=== Material to process ===

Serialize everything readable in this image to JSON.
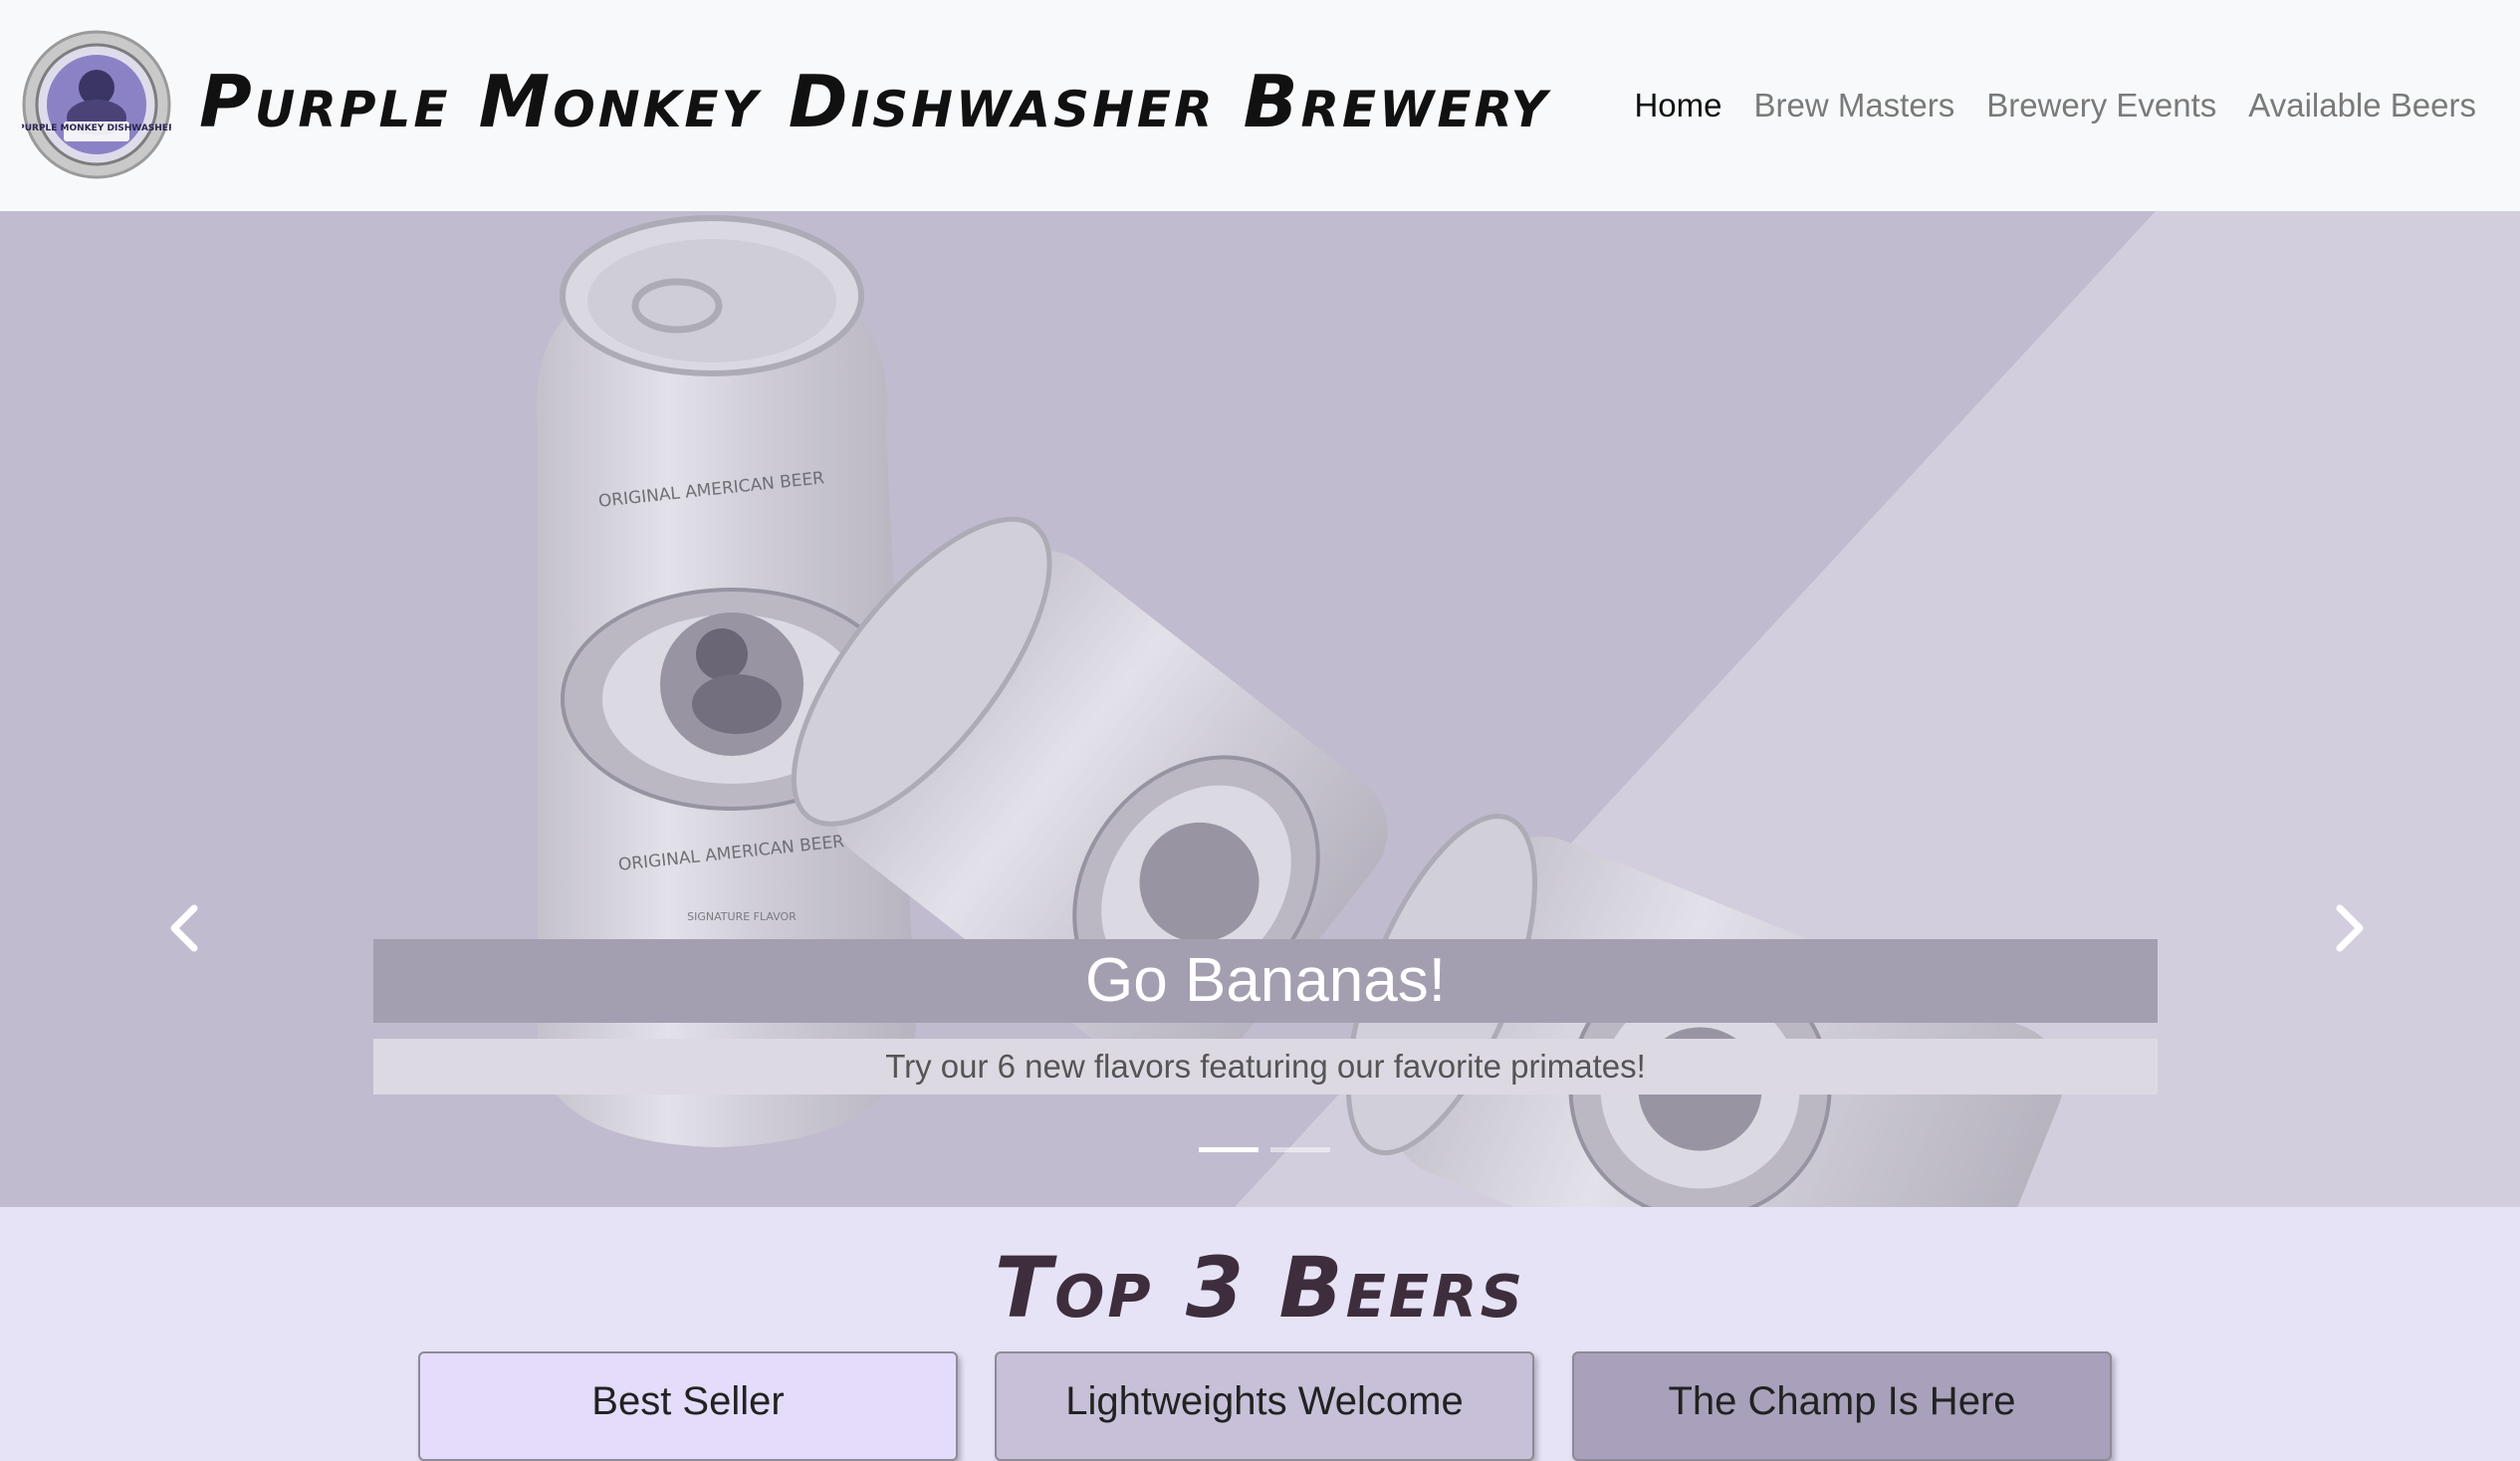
{
  "brand": {
    "name": "Purple Monkey Dishwasher Brewery",
    "logo_icon": "monkey-badge-logo",
    "logo_text": "PURPLE MONKEY DISHWASHER"
  },
  "nav": {
    "items": [
      {
        "label": "Home",
        "active": true
      },
      {
        "label": "Brew Masters",
        "active": false
      },
      {
        "label": "Brewery Events",
        "active": false
      },
      {
        "label": "Available Beers",
        "active": false
      }
    ]
  },
  "carousel": {
    "slide_image": "beer-cans-photo",
    "can_print": "ORIGINAL AMERICAN BEER",
    "can_flavor": "SIGNATURE FLAVOR",
    "caption_title": "Go Bananas!",
    "caption_text": "Try our 6 new flavors featuring our favorite primates!",
    "prev_icon": "chevron-left-icon",
    "next_icon": "chevron-right-icon",
    "slide_count": 2,
    "active_slide": 1
  },
  "top_beers": {
    "title": "Top 3 Beers",
    "cards": [
      {
        "title": "Best Seller",
        "color": "#e4dcfa"
      },
      {
        "title": "Lightweights Welcome",
        "color": "#c7c0d8"
      },
      {
        "title": "The Champ Is Here",
        "color": "#a9a1bb"
      }
    ]
  },
  "colors": {
    "navbar_bg": "#f8f9fa",
    "page_bg": "#e6e3f7",
    "hero_bg": "#c4bfd0",
    "caption_title_bg": "#a39fb0",
    "caption_text_bg": "#dcd9e3",
    "heading": "#3e2e3d"
  }
}
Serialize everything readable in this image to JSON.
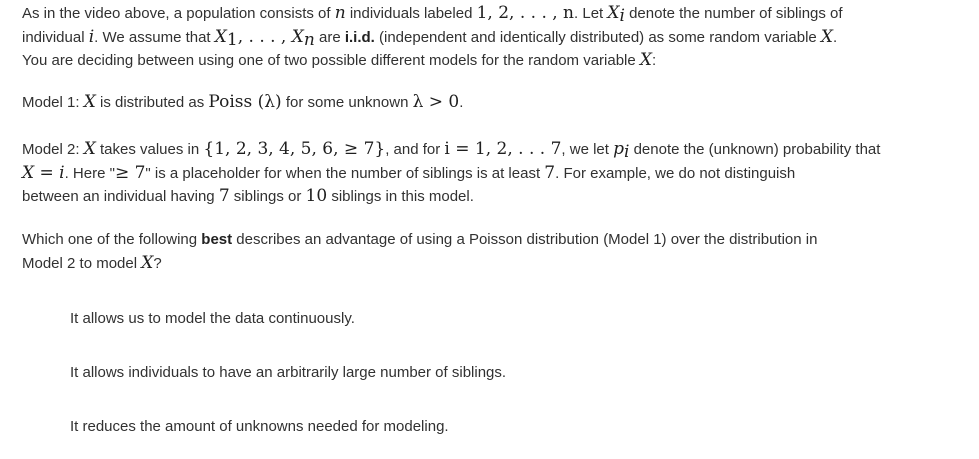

===

### Problem details
Look through the entries above and list every line containing "Brewery".

### Expected answer
    "name": "Purple Monkey Dishwasher Brewery",
        "label": "Brewery Events",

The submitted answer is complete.